[Dataset entries]

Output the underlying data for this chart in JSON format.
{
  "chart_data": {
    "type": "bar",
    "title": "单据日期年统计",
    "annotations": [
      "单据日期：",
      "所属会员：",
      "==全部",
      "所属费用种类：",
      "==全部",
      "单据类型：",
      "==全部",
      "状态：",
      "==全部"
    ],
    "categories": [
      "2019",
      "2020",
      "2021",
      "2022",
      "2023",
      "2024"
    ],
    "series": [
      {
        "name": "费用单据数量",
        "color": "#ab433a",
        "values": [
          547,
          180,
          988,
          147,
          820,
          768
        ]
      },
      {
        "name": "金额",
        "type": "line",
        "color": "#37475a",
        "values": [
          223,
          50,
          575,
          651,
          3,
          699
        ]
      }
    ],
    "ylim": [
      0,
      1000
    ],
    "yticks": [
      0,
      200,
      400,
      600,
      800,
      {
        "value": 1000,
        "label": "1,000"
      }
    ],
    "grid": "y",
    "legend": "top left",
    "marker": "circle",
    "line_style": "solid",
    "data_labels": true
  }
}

- REQUIRED TASK
Repeat each entry word for word.

- TASK SOLUTION
Output the underlying data for this chart in JSON format.
{
  "chart_data": {
    "type": "bar",
    "title": "单据日期年统计",
    "annotations": [
      "单据日期：",
      "所属会员：",
      "==全部",
      "所属费用种类：",
      "==全部",
      "单据类型：",
      "==全部",
      "状态：",
      "==全部"
    ],
    "categories": [
      "2019",
      "2020",
      "2021",
      "2022",
      "2023",
      "2024"
    ],
    "series": [
      {
        "name": "费用单据数量",
        "color": "#ab433a",
        "values": [
          547,
          180,
          988,
          147,
          820,
          768
        ]
      },
      {
        "name": "金额",
        "type": "line",
        "color": "#37475a",
        "values": [
          223,
          50,
          575,
          651,
          3,
          699
        ]
      }
    ],
    "ylim": [
      0,
      1000
    ],
    "yticks": [
      0,
      200,
      400,
      600,
      800,
      {
        "value": 1000,
        "label": "1,000"
      }
    ],
    "grid": "y",
    "legend": "top left",
    "marker": "circle",
    "line_style": "solid",
    "data_labels": true
  }
}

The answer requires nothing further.